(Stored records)
[Start]

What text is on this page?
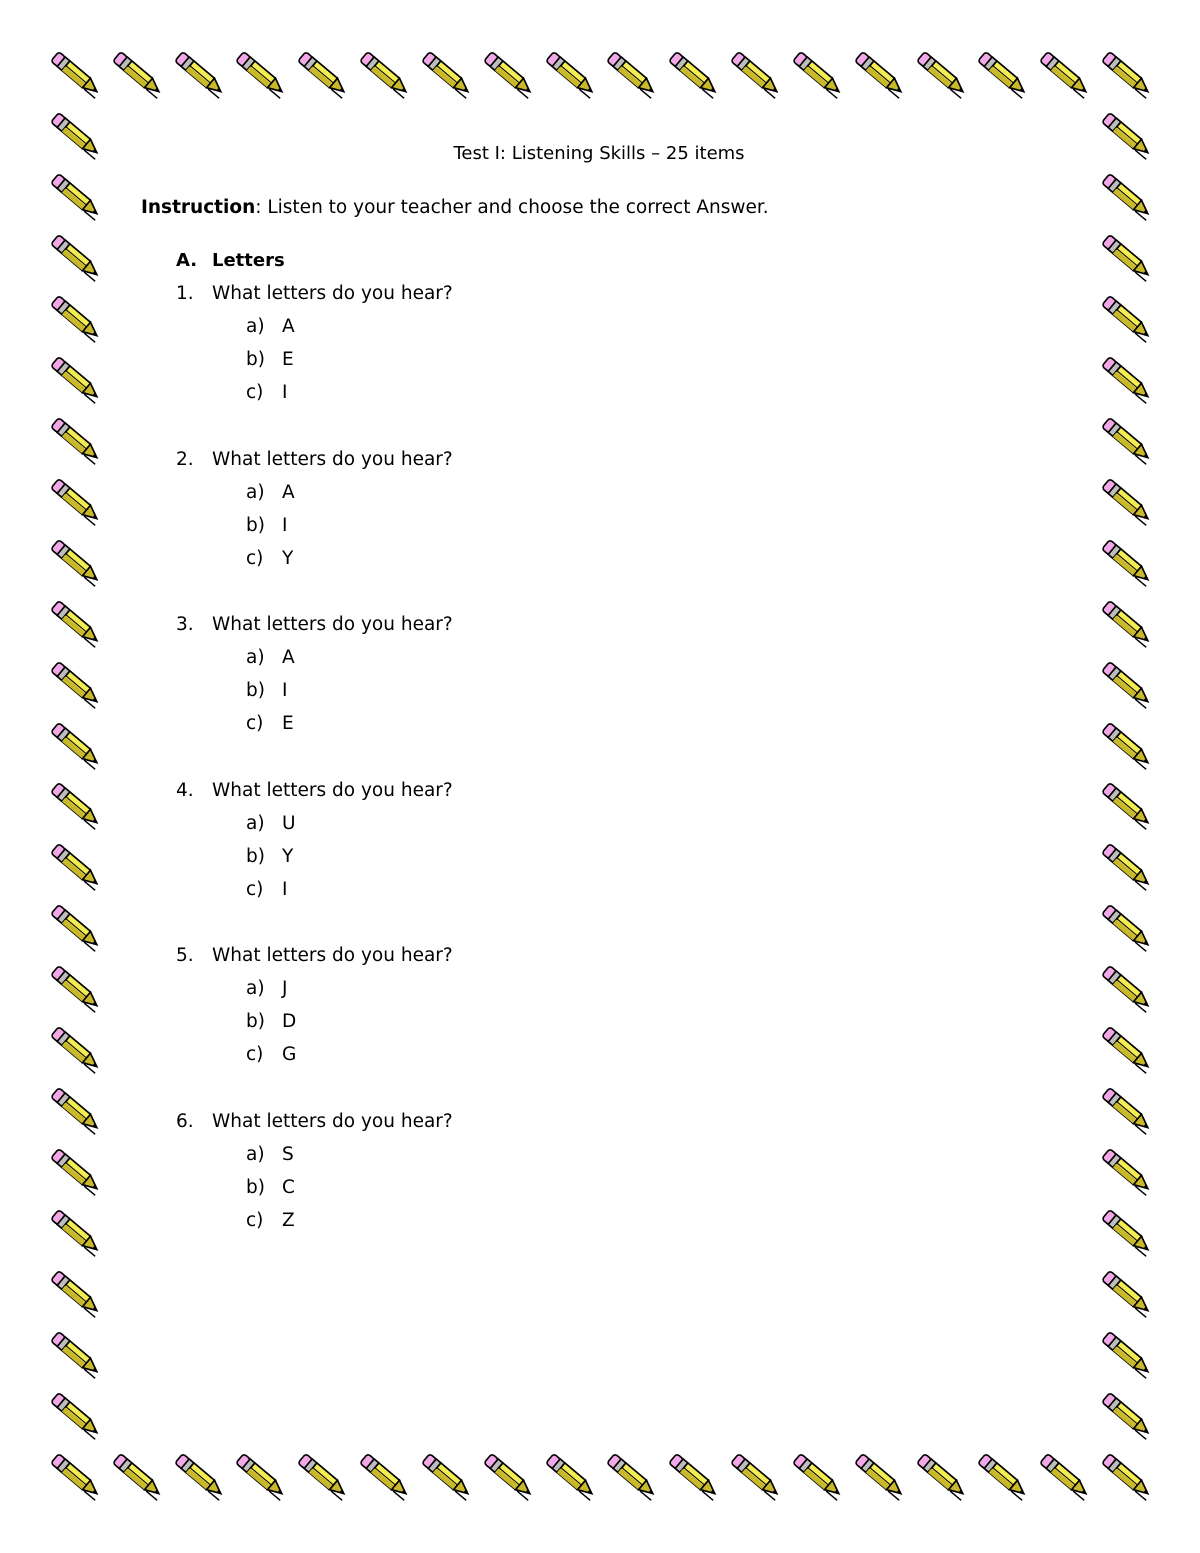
Test I: Listening Skills – 25 items
Instruction: Listen to your teacher and choose the correct Answer.
A. Letters
1. What letters do you hear?
a) A
b) E
c) I
2. What letters do you hear?
a) A
b) I
c) Y
3. What letters do you hear?
a) A
b) I
c) E
4. What letters do you hear?
a) U
b) Y
c) I
5. What letters do you hear?
a) J
b) D
c) G
6. What letters do you hear?
a) S
b) C
c) Z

[End]

=== Objective ===
Every line of text is to be repeated exactly; pictures are left out.

=== Task solution ===
What text is on this page?
Test I: Listening Skills – 25 items
Instruction: Listen to your teacher and choose the correct Answer.
A. Letters
1. What letters do you hear?
a) A
b) E
c) I
2. What letters do you hear?
a) A
b) I
c) Y
3. What letters do you hear?
a) A
b) I
c) E
4. What letters do you hear?
a) U
b) Y
c) I
5. What letters do you hear?
a) J
b) D
c) G
6. What letters do you hear?
a) S
b) C
c) Z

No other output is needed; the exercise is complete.